Written exercise
Leave out any picture and return the remaining listing below exactly as given.

Data to process

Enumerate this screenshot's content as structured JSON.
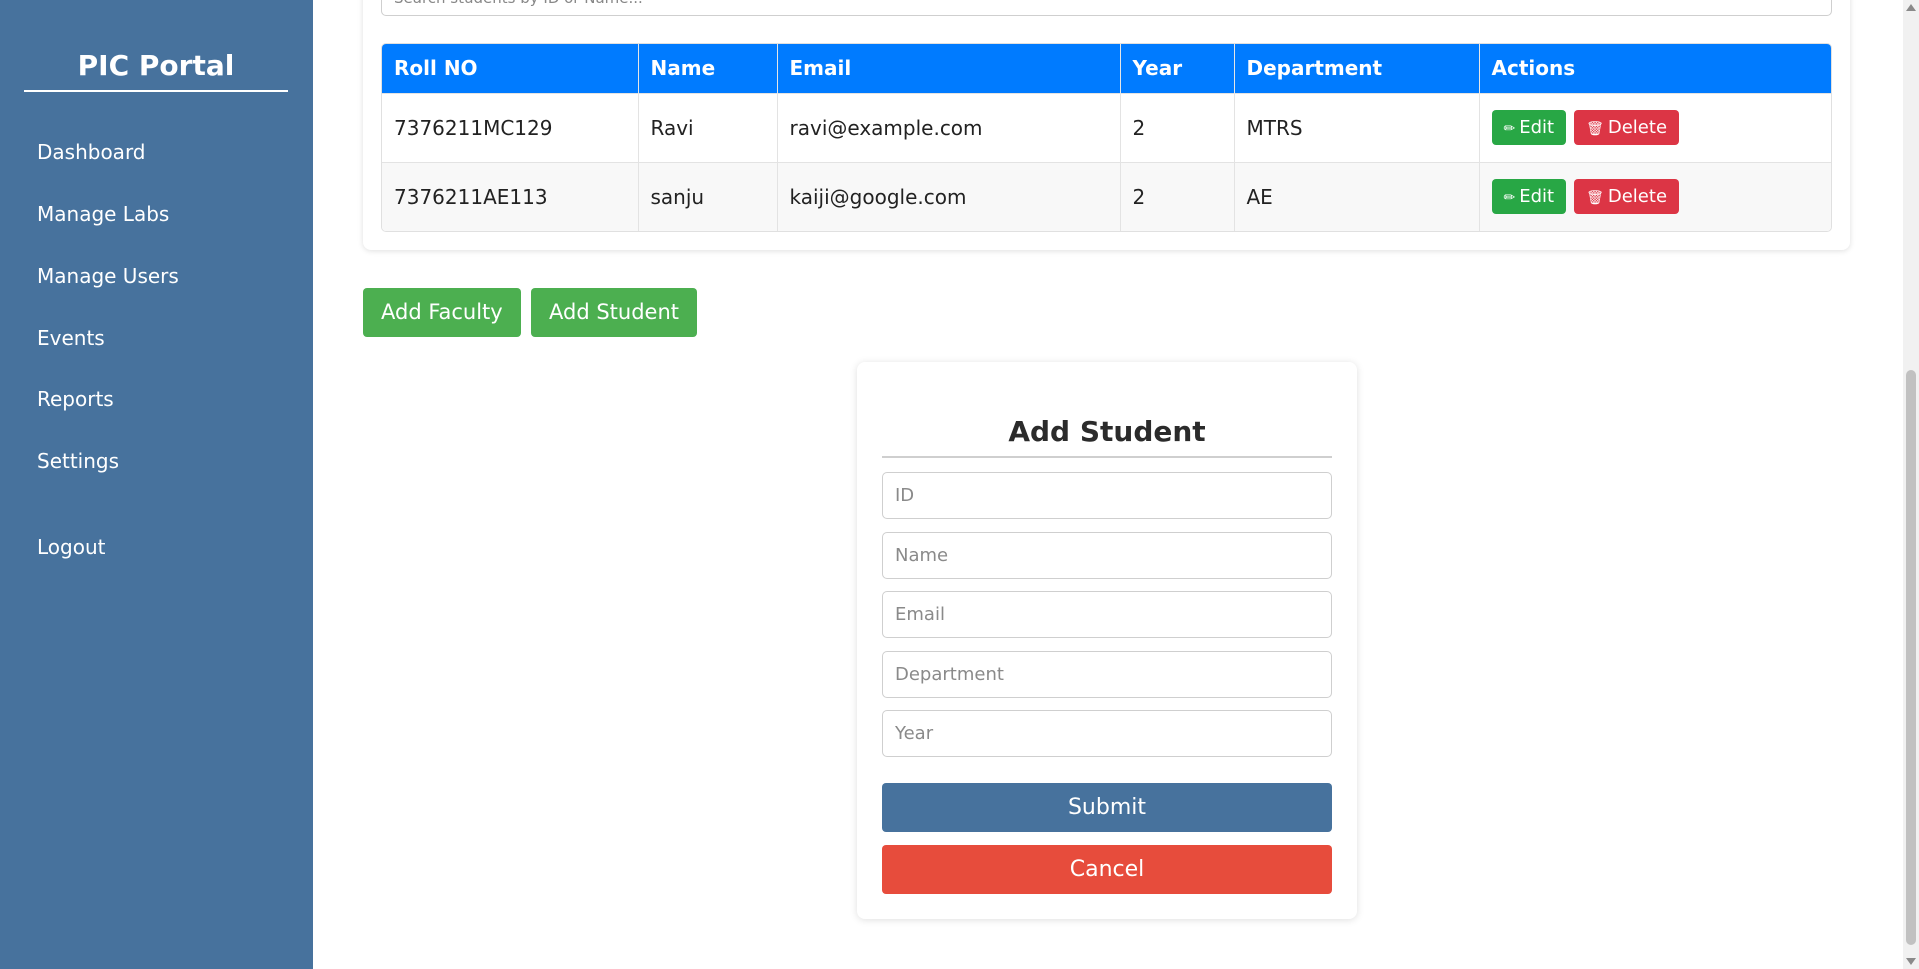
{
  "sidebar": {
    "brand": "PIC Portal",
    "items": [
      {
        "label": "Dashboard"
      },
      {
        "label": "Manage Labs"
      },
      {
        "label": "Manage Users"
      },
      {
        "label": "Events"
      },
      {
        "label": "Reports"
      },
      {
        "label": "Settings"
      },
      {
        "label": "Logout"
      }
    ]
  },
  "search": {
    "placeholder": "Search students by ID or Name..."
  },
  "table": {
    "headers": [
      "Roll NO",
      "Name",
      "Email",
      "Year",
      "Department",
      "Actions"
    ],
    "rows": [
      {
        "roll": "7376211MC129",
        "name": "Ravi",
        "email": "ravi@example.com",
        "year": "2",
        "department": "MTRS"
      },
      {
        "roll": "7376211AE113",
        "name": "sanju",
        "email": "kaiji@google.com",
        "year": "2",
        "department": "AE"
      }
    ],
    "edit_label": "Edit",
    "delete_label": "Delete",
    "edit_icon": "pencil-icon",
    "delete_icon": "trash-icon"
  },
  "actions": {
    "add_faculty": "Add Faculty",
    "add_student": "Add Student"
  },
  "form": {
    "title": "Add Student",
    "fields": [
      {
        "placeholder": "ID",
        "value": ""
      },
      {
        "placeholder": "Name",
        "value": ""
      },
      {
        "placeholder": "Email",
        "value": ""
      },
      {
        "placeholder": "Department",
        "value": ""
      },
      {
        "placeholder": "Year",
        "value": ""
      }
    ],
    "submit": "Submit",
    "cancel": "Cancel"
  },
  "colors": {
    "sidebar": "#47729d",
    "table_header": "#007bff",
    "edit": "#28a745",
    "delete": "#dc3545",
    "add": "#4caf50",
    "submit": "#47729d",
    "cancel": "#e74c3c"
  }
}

Solution to the problem
Enumerate this screenshot's content as structured JSON.
{
  "sidebar": {
    "brand": "PIC Portal",
    "items": [
      {
        "label": "Dashboard"
      },
      {
        "label": "Manage Labs"
      },
      {
        "label": "Manage Users"
      },
      {
        "label": "Events"
      },
      {
        "label": "Reports"
      },
      {
        "label": "Settings"
      },
      {
        "label": "Logout"
      }
    ]
  },
  "search": {
    "placeholder": "Search students by ID or Name..."
  },
  "table": {
    "headers": [
      "Roll NO",
      "Name",
      "Email",
      "Year",
      "Department",
      "Actions"
    ],
    "rows": [
      {
        "roll": "7376211MC129",
        "name": "Ravi",
        "email": "ravi@example.com",
        "year": "2",
        "department": "MTRS"
      },
      {
        "roll": "7376211AE113",
        "name": "sanju",
        "email": "kaiji@google.com",
        "year": "2",
        "department": "AE"
      }
    ],
    "edit_label": "Edit",
    "delete_label": "Delete",
    "edit_icon": "pencil-icon",
    "delete_icon": "trash-icon"
  },
  "actions": {
    "add_faculty": "Add Faculty",
    "add_student": "Add Student"
  },
  "form": {
    "title": "Add Student",
    "fields": [
      {
        "placeholder": "ID",
        "value": ""
      },
      {
        "placeholder": "Name",
        "value": ""
      },
      {
        "placeholder": "Email",
        "value": ""
      },
      {
        "placeholder": "Department",
        "value": ""
      },
      {
        "placeholder": "Year",
        "value": ""
      }
    ],
    "submit": "Submit",
    "cancel": "Cancel"
  },
  "colors": {
    "sidebar": "#47729d",
    "table_header": "#007bff",
    "edit": "#28a745",
    "delete": "#dc3545",
    "add": "#4caf50",
    "submit": "#47729d",
    "cancel": "#e74c3c"
  }
}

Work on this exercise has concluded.